• [What this task involves] Repeat all the records exactly, omitting pictures.

[Recorded data]
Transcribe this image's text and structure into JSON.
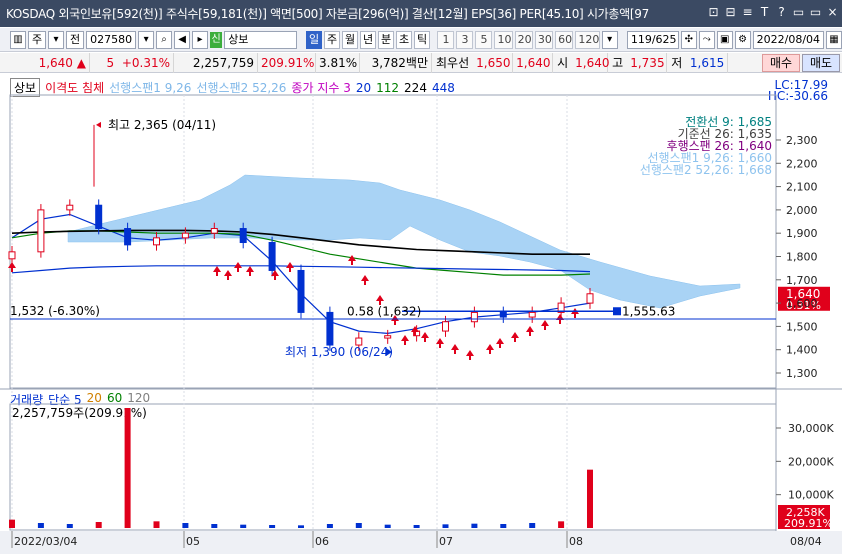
{
  "title": "KOSDAQ 외국인보유[592(천)] 주식수[59,181(천)] 액면[500] 자본금[296(억)] 결산[12월] EPS[36] PER[45.10] 시가총액[97",
  "title_buttons": [
    "⊡",
    "⊟",
    "≡",
    "T",
    "?",
    "▭",
    "▭",
    "×"
  ],
  "toolbar1": {
    "market": "주",
    "prev": "전",
    "code": "027580",
    "name": "상보",
    "credit_tag": "신",
    "periods": [
      "일",
      "주",
      "월",
      "년",
      "분",
      "초",
      "틱"
    ],
    "active_period": "일",
    "numbers": [
      "1",
      "3",
      "5",
      "10",
      "20",
      "30",
      "60",
      "120"
    ],
    "count": "119/625",
    "date": "2022/08/04"
  },
  "toolbar2": {
    "price": "1,640",
    "change": "5",
    "change_pct": "+0.31%",
    "volume": "2,257,759",
    "vol_ratio": "209.91%",
    "turnover": "3.81%",
    "trade_value": "3,782백만",
    "best_bid_label": "최우선",
    "best_ask": "1,650",
    "best_bid": "1,640",
    "open_label": "시",
    "open": "1,640",
    "high_label": "고",
    "high": "1,735",
    "low_label": "저",
    "low": "1,615",
    "buy": "매수",
    "sell": "매도"
  },
  "price_panel": {
    "name_tag": "상보",
    "legend": [
      {
        "text": "이격도 침체",
        "color": "#e0001b"
      },
      {
        "text": "선행스팬1 9,26",
        "color": "#7fb7e8"
      },
      {
        "text": "선행스팬2 52,26",
        "color": "#7fb7e8"
      },
      {
        "text": "종가 지수 3",
        "color": "#c000c0"
      },
      {
        "text": "20",
        "color": "#0030d0"
      },
      {
        "text": "112",
        "color": "#008000"
      },
      {
        "text": "224",
        "color": "#000000"
      },
      {
        "text": "448",
        "color": "#0030d0"
      }
    ],
    "lc": "LC:17.99",
    "hc": "HC:-30.66",
    "ichimoku_labels": [
      {
        "text": "전환선 9: 1,685",
        "color": "#008080"
      },
      {
        "text": "기준선 26: 1,635",
        "color": "#404040"
      },
      {
        "text": "후행스팬 26: 1,640",
        "color": "#800080"
      },
      {
        "text": "선행스팬1 9,26: 1,660",
        "color": "#8ec3ee"
      },
      {
        "text": "선행스팬2 52,26: 1,668",
        "color": "#8ec3ee"
      }
    ],
    "annotations": {
      "high": "최고 2,365 (04/11)",
      "low": "최저 1,390 (06/24)",
      "level": "1,532 (-6.30%)",
      "line_left": "0.58 (1,632)",
      "line_right": "1,555.63"
    },
    "price_ticks": [
      "2,300",
      "2,200",
      "2,100",
      "2,000",
      "1,900",
      "1,800",
      "1,700",
      "1,600",
      "1,500",
      "1,400",
      "1,300"
    ],
    "current_price": "1,640",
    "current_pct": "0.31%"
  },
  "volume_panel": {
    "legend": [
      {
        "text": "거래량",
        "color": "#0030d0"
      },
      {
        "text": "단순 5",
        "color": "#0030d0"
      },
      {
        "text": "20",
        "color": "#d08000"
      },
      {
        "text": "60",
        "color": "#008000"
      },
      {
        "text": "120",
        "color": "#808080"
      }
    ],
    "volume_info": "2,257,759주(209.91%)",
    "vol_ticks": [
      "30,000K",
      "20,000K",
      "10,000K"
    ],
    "current_vol": "2,258K",
    "current_vol_pct": "209.91%"
  },
  "x_axis": {
    "labels": [
      "2022/03/04",
      "05",
      "06",
      "07",
      "08"
    ],
    "right_label": "08/04"
  },
  "colors": {
    "up": "#e0001b",
    "down": "#0030d0",
    "cloud": "#a9d3f5",
    "titlebar": "#3b4a63"
  },
  "chart_data": {
    "type": "candlestick",
    "x": [
      "2022/03/04",
      "05",
      "06",
      "07",
      "08/04"
    ],
    "series": [
      {
        "name": "종가",
        "values": [
          1820,
          2000,
          2020,
          1920,
          1850,
          1880,
          1900,
          1920,
          1860,
          1740,
          1560,
          1420,
          1450,
          1460,
          1480,
          1520,
          1560,
          1540,
          1560,
          1600,
          1640
        ]
      },
      {
        "name": "20",
        "values": [
          1880,
          1960,
          1980,
          1930,
          1880,
          1870,
          1880,
          1900,
          1890,
          1780,
          1640,
          1520,
          1480,
          1470,
          1490,
          1520,
          1540,
          1550,
          1560,
          1580,
          1600
        ]
      },
      {
        "name": "112",
        "values": [
          1880,
          1900,
          1910,
          1910,
          1905,
          1900,
          1900,
          1900,
          1895,
          1870,
          1840,
          1810,
          1790,
          1770,
          1750,
          1740,
          1730,
          1720,
          1720,
          1720,
          1725
        ]
      },
      {
        "name": "224",
        "values": [
          1900,
          1905,
          1908,
          1910,
          1912,
          1912,
          1912,
          1910,
          1905,
          1895,
          1880,
          1865,
          1850,
          1840,
          1830,
          1825,
          1820,
          1815,
          1810,
          1810,
          1810
        ]
      },
      {
        "name": "448",
        "values": [
          1730,
          1740,
          1750,
          1755,
          1758,
          1760,
          1760,
          1760,
          1760,
          1760,
          1758,
          1756,
          1754,
          1752,
          1750,
          1748,
          1746,
          1744,
          1742,
          1740,
          1735
        ]
      }
    ],
    "volume": [
      2500,
      1500,
      1200,
      1800,
      36000,
      2000,
      1500,
      1200,
      1000,
      900,
      800,
      1200,
      1500,
      1000,
      900,
      1100,
      1300,
      1200,
      1500,
      2000,
      17500
    ],
    "ylim": [
      1300,
      2360
    ],
    "vol_ylim": [
      0,
      36000
    ]
  }
}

• [Output below]
Transcribe this image's text and structure into JSON.
{
  "title": "KOSDAQ 외국인보유[592(천)] 주식수[59,181(천)] 액면[500] 자본금[296(억)] 결산[12월] EPS[36] PER[45.10] 시가총액[97",
  "title_buttons": [
    "⊡",
    "⊟",
    "≡",
    "T",
    "?",
    "▭",
    "▭",
    "×"
  ],
  "toolbar1": {
    "market": "주",
    "prev": "전",
    "code": "027580",
    "name": "상보",
    "credit_tag": "신",
    "periods": [
      "일",
      "주",
      "월",
      "년",
      "분",
      "초",
      "틱"
    ],
    "active_period": "일",
    "numbers": [
      "1",
      "3",
      "5",
      "10",
      "20",
      "30",
      "60",
      "120"
    ],
    "count": "119/625",
    "date": "2022/08/04"
  },
  "toolbar2": {
    "price": "1,640",
    "change": "5",
    "change_pct": "+0.31%",
    "volume": "2,257,759",
    "vol_ratio": "209.91%",
    "turnover": "3.81%",
    "trade_value": "3,782백만",
    "best_bid_label": "최우선",
    "best_ask": "1,650",
    "best_bid": "1,640",
    "open_label": "시",
    "open": "1,640",
    "high_label": "고",
    "high": "1,735",
    "low_label": "저",
    "low": "1,615",
    "buy": "매수",
    "sell": "매도"
  },
  "price_panel": {
    "name_tag": "상보",
    "legend": [
      {
        "text": "이격도 침체",
        "color": "#e0001b"
      },
      {
        "text": "선행스팬1 9,26",
        "color": "#7fb7e8"
      },
      {
        "text": "선행스팬2 52,26",
        "color": "#7fb7e8"
      },
      {
        "text": "종가 지수 3",
        "color": "#c000c0"
      },
      {
        "text": "20",
        "color": "#0030d0"
      },
      {
        "text": "112",
        "color": "#008000"
      },
      {
        "text": "224",
        "color": "#000000"
      },
      {
        "text": "448",
        "color": "#0030d0"
      }
    ],
    "lc": "LC:17.99",
    "hc": "HC:-30.66",
    "ichimoku_labels": [
      {
        "text": "전환선 9: 1,685",
        "color": "#008080"
      },
      {
        "text": "기준선 26: 1,635",
        "color": "#404040"
      },
      {
        "text": "후행스팬 26: 1,640",
        "color": "#800080"
      },
      {
        "text": "선행스팬1 9,26: 1,660",
        "color": "#8ec3ee"
      },
      {
        "text": "선행스팬2 52,26: 1,668",
        "color": "#8ec3ee"
      }
    ],
    "annotations": {
      "high": "최고 2,365 (04/11)",
      "low": "최저 1,390 (06/24)",
      "level": "1,532 (-6.30%)",
      "line_left": "0.58 (1,632)",
      "line_right": "1,555.63"
    },
    "price_ticks": [
      "2,300",
      "2,200",
      "2,100",
      "2,000",
      "1,900",
      "1,800",
      "1,700",
      "1,600",
      "1,500",
      "1,400",
      "1,300"
    ],
    "current_price": "1,640",
    "current_pct": "0.31%"
  },
  "volume_panel": {
    "legend": [
      {
        "text": "거래량",
        "color": "#0030d0"
      },
      {
        "text": "단순 5",
        "color": "#0030d0"
      },
      {
        "text": "20",
        "color": "#d08000"
      },
      {
        "text": "60",
        "color": "#008000"
      },
      {
        "text": "120",
        "color": "#808080"
      }
    ],
    "volume_info": "2,257,759주(209.91%)",
    "vol_ticks": [
      "30,000K",
      "20,000K",
      "10,000K"
    ],
    "current_vol": "2,258K",
    "current_vol_pct": "209.91%"
  },
  "x_axis": {
    "labels": [
      "2022/03/04",
      "05",
      "06",
      "07",
      "08"
    ],
    "right_label": "08/04"
  },
  "colors": {
    "up": "#e0001b",
    "down": "#0030d0",
    "cloud": "#a9d3f5",
    "titlebar": "#3b4a63"
  },
  "chart_data": {
    "type": "candlestick",
    "x": [
      "2022/03/04",
      "05",
      "06",
      "07",
      "08/04"
    ],
    "series": [
      {
        "name": "종가",
        "values": [
          1820,
          2000,
          2020,
          1920,
          1850,
          1880,
          1900,
          1920,
          1860,
          1740,
          1560,
          1420,
          1450,
          1460,
          1480,
          1520,
          1560,
          1540,
          1560,
          1600,
          1640
        ]
      },
      {
        "name": "20",
        "values": [
          1880,
          1960,
          1980,
          1930,
          1880,
          1870,
          1880,
          1900,
          1890,
          1780,
          1640,
          1520,
          1480,
          1470,
          1490,
          1520,
          1540,
          1550,
          1560,
          1580,
          1600
        ]
      },
      {
        "name": "112",
        "values": [
          1880,
          1900,
          1910,
          1910,
          1905,
          1900,
          1900,
          1900,
          1895,
          1870,
          1840,
          1810,
          1790,
          1770,
          1750,
          1740,
          1730,
          1720,
          1720,
          1720,
          1725
        ]
      },
      {
        "name": "224",
        "values": [
          1900,
          1905,
          1908,
          1910,
          1912,
          1912,
          1912,
          1910,
          1905,
          1895,
          1880,
          1865,
          1850,
          1840,
          1830,
          1825,
          1820,
          1815,
          1810,
          1810,
          1810
        ]
      },
      {
        "name": "448",
        "values": [
          1730,
          1740,
          1750,
          1755,
          1758,
          1760,
          1760,
          1760,
          1760,
          1760,
          1758,
          1756,
          1754,
          1752,
          1750,
          1748,
          1746,
          1744,
          1742,
          1740,
          1735
        ]
      }
    ],
    "volume": [
      2500,
      1500,
      1200,
      1800,
      36000,
      2000,
      1500,
      1200,
      1000,
      900,
      800,
      1200,
      1500,
      1000,
      900,
      1100,
      1300,
      1200,
      1500,
      2000,
      17500
    ],
    "ylim": [
      1300,
      2360
    ],
    "vol_ylim": [
      0,
      36000
    ]
  }
}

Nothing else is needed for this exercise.